*Given task*:
Set down each record below precisely, skipping the pictures.
++++++++++++++++++++
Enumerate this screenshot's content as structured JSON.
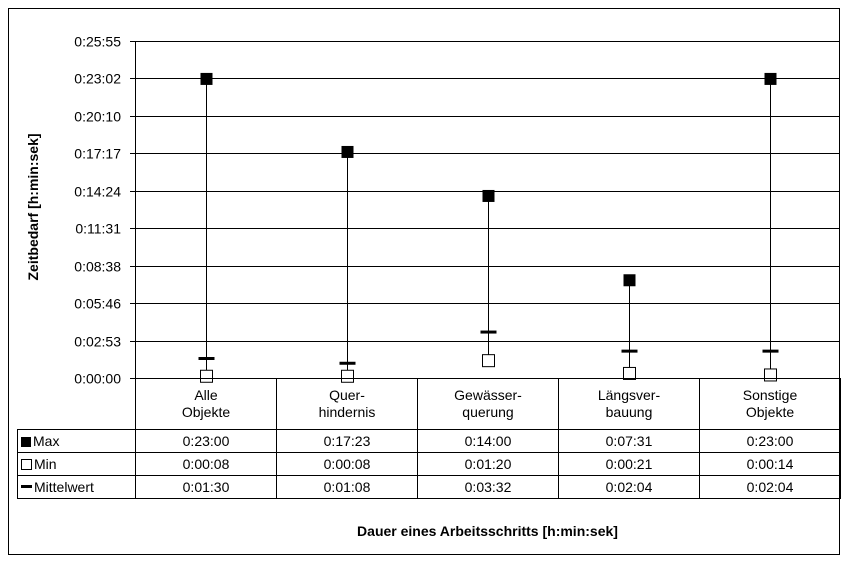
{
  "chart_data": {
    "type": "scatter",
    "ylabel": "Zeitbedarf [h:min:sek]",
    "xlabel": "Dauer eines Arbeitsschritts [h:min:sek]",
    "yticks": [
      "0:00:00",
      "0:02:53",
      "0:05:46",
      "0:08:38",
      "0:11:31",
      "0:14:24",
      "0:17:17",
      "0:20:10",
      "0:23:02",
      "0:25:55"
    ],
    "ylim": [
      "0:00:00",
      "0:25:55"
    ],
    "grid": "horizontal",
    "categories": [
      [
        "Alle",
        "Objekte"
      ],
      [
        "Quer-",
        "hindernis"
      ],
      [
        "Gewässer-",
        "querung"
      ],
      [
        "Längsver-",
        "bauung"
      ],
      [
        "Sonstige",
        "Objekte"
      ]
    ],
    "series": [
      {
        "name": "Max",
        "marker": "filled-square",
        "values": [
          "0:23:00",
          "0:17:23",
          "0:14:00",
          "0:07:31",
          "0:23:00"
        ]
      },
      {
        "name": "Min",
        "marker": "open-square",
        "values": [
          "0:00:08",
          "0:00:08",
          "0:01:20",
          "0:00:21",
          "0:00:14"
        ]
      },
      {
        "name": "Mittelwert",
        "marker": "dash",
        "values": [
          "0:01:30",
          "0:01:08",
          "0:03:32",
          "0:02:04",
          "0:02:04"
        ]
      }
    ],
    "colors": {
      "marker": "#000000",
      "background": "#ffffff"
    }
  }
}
++++++++++++++++++++
*Output of the exercise*:
Enumerate this screenshot's content as structured JSON.
{
  "chart_data": {
    "type": "scatter",
    "ylabel": "Zeitbedarf [h:min:sek]",
    "xlabel": "Dauer eines Arbeitsschritts [h:min:sek]",
    "yticks": [
      "0:00:00",
      "0:02:53",
      "0:05:46",
      "0:08:38",
      "0:11:31",
      "0:14:24",
      "0:17:17",
      "0:20:10",
      "0:23:02",
      "0:25:55"
    ],
    "ylim": [
      "0:00:00",
      "0:25:55"
    ],
    "grid": "horizontal",
    "categories": [
      [
        "Alle",
        "Objekte"
      ],
      [
        "Quer-",
        "hindernis"
      ],
      [
        "Gewässer-",
        "querung"
      ],
      [
        "Längsver-",
        "bauung"
      ],
      [
        "Sonstige",
        "Objekte"
      ]
    ],
    "series": [
      {
        "name": "Max",
        "marker": "filled-square",
        "values": [
          "0:23:00",
          "0:17:23",
          "0:14:00",
          "0:07:31",
          "0:23:00"
        ]
      },
      {
        "name": "Min",
        "marker": "open-square",
        "values": [
          "0:00:08",
          "0:00:08",
          "0:01:20",
          "0:00:21",
          "0:00:14"
        ]
      },
      {
        "name": "Mittelwert",
        "marker": "dash",
        "values": [
          "0:01:30",
          "0:01:08",
          "0:03:32",
          "0:02:04",
          "0:02:04"
        ]
      }
    ],
    "colors": {
      "marker": "#000000",
      "background": "#ffffff"
    }
  }
}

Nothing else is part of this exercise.